Short task. Leave out the pictures and reproduce all of the data exactly.

#### The records

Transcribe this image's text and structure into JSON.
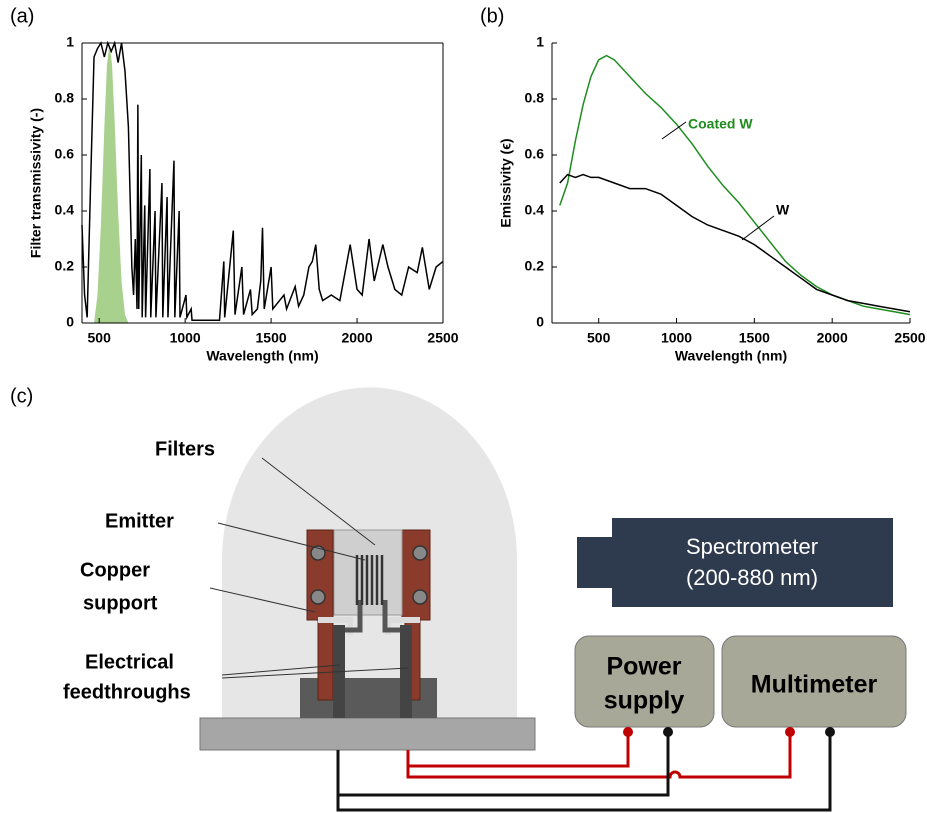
{
  "panel_labels": [
    "(a)",
    "(b)",
    "(c)"
  ],
  "chart_data": [
    {
      "type": "line",
      "box": true,
      "ylabel": "Filter transmissivity (-)",
      "xlabel": "Wavelength (nm)",
      "xlim": [
        400,
        2500
      ],
      "xticks": [
        500,
        1000,
        1500,
        2000,
        2500
      ],
      "ylim": [
        0,
        1
      ],
      "yticks": [
        0,
        0.2,
        0.4,
        0.6,
        0.8,
        1
      ],
      "series": [
        {
          "color": "#a9d18e",
          "fill": true,
          "x": [
            470,
            490,
            510,
            530,
            545,
            560,
            575,
            590,
            610,
            630,
            650,
            670
          ],
          "values": [
            0,
            0.1,
            0.35,
            0.7,
            0.92,
            1,
            0.92,
            0.72,
            0.4,
            0.15,
            0.03,
            0
          ]
        },
        {
          "color": "#000000",
          "fill": false,
          "x": [
            400,
            415,
            430,
            450,
            470,
            490,
            510,
            530,
            550,
            570,
            590,
            610,
            630,
            650,
            670,
            690,
            700,
            710,
            720,
            725,
            730,
            745,
            750,
            765,
            770,
            795,
            800,
            825,
            830,
            865,
            870,
            895,
            900,
            935,
            940,
            965,
            970,
            1005,
            1010,
            1035,
            1040,
            1200,
            1225,
            1230,
            1280,
            1290,
            1330,
            1340,
            1380,
            1390,
            1420,
            1440,
            1450,
            1460,
            1500,
            1510,
            1575,
            1590,
            1640,
            1660,
            1690,
            1720,
            1740,
            1760,
            1780,
            1800,
            1850,
            1900,
            1960,
            2000,
            2030,
            2070,
            2100,
            2150,
            2180,
            2220,
            2260,
            2300,
            2350,
            2380,
            2420,
            2460,
            2500
          ],
          "values": [
            0.35,
            0.1,
            0.02,
            0.5,
            0.95,
            0.98,
            1,
            0.95,
            1,
            0.97,
            1,
            0.93,
            1,
            0.9,
            0.7,
            0.2,
            0.1,
            0.3,
            0.05,
            0.78,
            0.05,
            0.6,
            0.02,
            0.42,
            0.02,
            0.55,
            0.02,
            0.4,
            0.02,
            0.5,
            0.02,
            0.45,
            0.02,
            0.58,
            0.02,
            0.4,
            0.02,
            0.1,
            0.02,
            0.05,
            0.01,
            0.01,
            0.22,
            0.02,
            0.33,
            0.03,
            0.2,
            0.03,
            0.12,
            0.03,
            0.05,
            0.15,
            0.34,
            0.05,
            0.2,
            0.05,
            0.1,
            0.05,
            0.13,
            0.06,
            0.1,
            0.2,
            0.22,
            0.28,
            0.12,
            0.08,
            0.1,
            0.08,
            0.28,
            0.12,
            0.1,
            0.3,
            0.15,
            0.28,
            0.2,
            0.12,
            0.1,
            0.2,
            0.18,
            0.27,
            0.12,
            0.2,
            0.22
          ]
        }
      ]
    },
    {
      "type": "line",
      "box": false,
      "ylabel": "Emissivity (ϵ)",
      "xlabel": "Wavelength (nm)",
      "xlim": [
        200,
        2500
      ],
      "xticks": [
        500,
        1000,
        1500,
        2000,
        2500
      ],
      "ylim": [
        0,
        1
      ],
      "yticks": [
        0,
        0.2,
        0.4,
        0.6,
        0.8,
        1
      ],
      "series": [
        {
          "name": "Coated W",
          "color": "#1e8c1e",
          "fill": false,
          "x": [
            250,
            300,
            350,
            400,
            450,
            500,
            550,
            600,
            700,
            800,
            900,
            1000,
            1100,
            1200,
            1300,
            1400,
            1500,
            1600,
            1700,
            1800,
            1900,
            2000,
            2100,
            2200,
            2300,
            2400,
            2500
          ],
          "values": [
            0.42,
            0.5,
            0.65,
            0.78,
            0.88,
            0.94,
            0.955,
            0.94,
            0.88,
            0.82,
            0.77,
            0.71,
            0.64,
            0.56,
            0.49,
            0.43,
            0.36,
            0.29,
            0.22,
            0.17,
            0.13,
            0.1,
            0.08,
            0.06,
            0.05,
            0.04,
            0.03
          ]
        },
        {
          "name": "W",
          "color": "#000000",
          "fill": false,
          "x": [
            250,
            300,
            350,
            400,
            450,
            500,
            600,
            700,
            800,
            900,
            1000,
            1100,
            1200,
            1300,
            1400,
            1500,
            1600,
            1700,
            1800,
            1900,
            2000,
            2100,
            2200,
            2300,
            2400,
            2500
          ],
          "values": [
            0.5,
            0.53,
            0.52,
            0.53,
            0.52,
            0.52,
            0.5,
            0.48,
            0.48,
            0.46,
            0.42,
            0.38,
            0.35,
            0.33,
            0.31,
            0.28,
            0.24,
            0.2,
            0.16,
            0.12,
            0.1,
            0.08,
            0.07,
            0.06,
            0.05,
            0.04
          ]
        }
      ]
    }
  ],
  "diagram": {
    "filters": "Filters",
    "emitter": "Emitter",
    "copper_support": [
      "Copper",
      "support"
    ],
    "electrical_feedthroughs": [
      "Electrical",
      "feedthroughs"
    ],
    "spectrometer": [
      "Spectrometer",
      "(200-880 nm)"
    ],
    "power_supply": [
      "Power",
      "supply"
    ],
    "multimeter": "Multimeter"
  }
}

########

Result.
Transcribe this image's text and structure into JSON.
{
  "panel_labels": [
    "(a)",
    "(b)",
    "(c)"
  ],
  "chart_data": [
    {
      "type": "line",
      "box": true,
      "ylabel": "Filter transmissivity (-)",
      "xlabel": "Wavelength (nm)",
      "xlim": [
        400,
        2500
      ],
      "xticks": [
        500,
        1000,
        1500,
        2000,
        2500
      ],
      "ylim": [
        0,
        1
      ],
      "yticks": [
        0,
        0.2,
        0.4,
        0.6,
        0.8,
        1
      ],
      "series": [
        {
          "color": "#a9d18e",
          "fill": true,
          "x": [
            470,
            490,
            510,
            530,
            545,
            560,
            575,
            590,
            610,
            630,
            650,
            670
          ],
          "values": [
            0,
            0.1,
            0.35,
            0.7,
            0.92,
            1,
            0.92,
            0.72,
            0.4,
            0.15,
            0.03,
            0
          ]
        },
        {
          "color": "#000000",
          "fill": false,
          "x": [
            400,
            415,
            430,
            450,
            470,
            490,
            510,
            530,
            550,
            570,
            590,
            610,
            630,
            650,
            670,
            690,
            700,
            710,
            720,
            725,
            730,
            745,
            750,
            765,
            770,
            795,
            800,
            825,
            830,
            865,
            870,
            895,
            900,
            935,
            940,
            965,
            970,
            1005,
            1010,
            1035,
            1040,
            1200,
            1225,
            1230,
            1280,
            1290,
            1330,
            1340,
            1380,
            1390,
            1420,
            1440,
            1450,
            1460,
            1500,
            1510,
            1575,
            1590,
            1640,
            1660,
            1690,
            1720,
            1740,
            1760,
            1780,
            1800,
            1850,
            1900,
            1960,
            2000,
            2030,
            2070,
            2100,
            2150,
            2180,
            2220,
            2260,
            2300,
            2350,
            2380,
            2420,
            2460,
            2500
          ],
          "values": [
            0.35,
            0.1,
            0.02,
            0.5,
            0.95,
            0.98,
            1,
            0.95,
            1,
            0.97,
            1,
            0.93,
            1,
            0.9,
            0.7,
            0.2,
            0.1,
            0.3,
            0.05,
            0.78,
            0.05,
            0.6,
            0.02,
            0.42,
            0.02,
            0.55,
            0.02,
            0.4,
            0.02,
            0.5,
            0.02,
            0.45,
            0.02,
            0.58,
            0.02,
            0.4,
            0.02,
            0.1,
            0.02,
            0.05,
            0.01,
            0.01,
            0.22,
            0.02,
            0.33,
            0.03,
            0.2,
            0.03,
            0.12,
            0.03,
            0.05,
            0.15,
            0.34,
            0.05,
            0.2,
            0.05,
            0.1,
            0.05,
            0.13,
            0.06,
            0.1,
            0.2,
            0.22,
            0.28,
            0.12,
            0.08,
            0.1,
            0.08,
            0.28,
            0.12,
            0.1,
            0.3,
            0.15,
            0.28,
            0.2,
            0.12,
            0.1,
            0.2,
            0.18,
            0.27,
            0.12,
            0.2,
            0.22
          ]
        }
      ]
    },
    {
      "type": "line",
      "box": false,
      "ylabel": "Emissivity (ϵ)",
      "xlabel": "Wavelength (nm)",
      "xlim": [
        200,
        2500
      ],
      "xticks": [
        500,
        1000,
        1500,
        2000,
        2500
      ],
      "ylim": [
        0,
        1
      ],
      "yticks": [
        0,
        0.2,
        0.4,
        0.6,
        0.8,
        1
      ],
      "series": [
        {
          "name": "Coated W",
          "color": "#1e8c1e",
          "fill": false,
          "x": [
            250,
            300,
            350,
            400,
            450,
            500,
            550,
            600,
            700,
            800,
            900,
            1000,
            1100,
            1200,
            1300,
            1400,
            1500,
            1600,
            1700,
            1800,
            1900,
            2000,
            2100,
            2200,
            2300,
            2400,
            2500
          ],
          "values": [
            0.42,
            0.5,
            0.65,
            0.78,
            0.88,
            0.94,
            0.955,
            0.94,
            0.88,
            0.82,
            0.77,
            0.71,
            0.64,
            0.56,
            0.49,
            0.43,
            0.36,
            0.29,
            0.22,
            0.17,
            0.13,
            0.1,
            0.08,
            0.06,
            0.05,
            0.04,
            0.03
          ]
        },
        {
          "name": "W",
          "color": "#000000",
          "fill": false,
          "x": [
            250,
            300,
            350,
            400,
            450,
            500,
            600,
            700,
            800,
            900,
            1000,
            1100,
            1200,
            1300,
            1400,
            1500,
            1600,
            1700,
            1800,
            1900,
            2000,
            2100,
            2200,
            2300,
            2400,
            2500
          ],
          "values": [
            0.5,
            0.53,
            0.52,
            0.53,
            0.52,
            0.52,
            0.5,
            0.48,
            0.48,
            0.46,
            0.42,
            0.38,
            0.35,
            0.33,
            0.31,
            0.28,
            0.24,
            0.2,
            0.16,
            0.12,
            0.1,
            0.08,
            0.07,
            0.06,
            0.05,
            0.04
          ]
        }
      ]
    }
  ],
  "diagram": {
    "filters": "Filters",
    "emitter": "Emitter",
    "copper_support": [
      "Copper",
      "support"
    ],
    "electrical_feedthroughs": [
      "Electrical",
      "feedthroughs"
    ],
    "spectrometer": [
      "Spectrometer",
      "(200-880 nm)"
    ],
    "power_supply": [
      "Power",
      "supply"
    ],
    "multimeter": "Multimeter"
  }
}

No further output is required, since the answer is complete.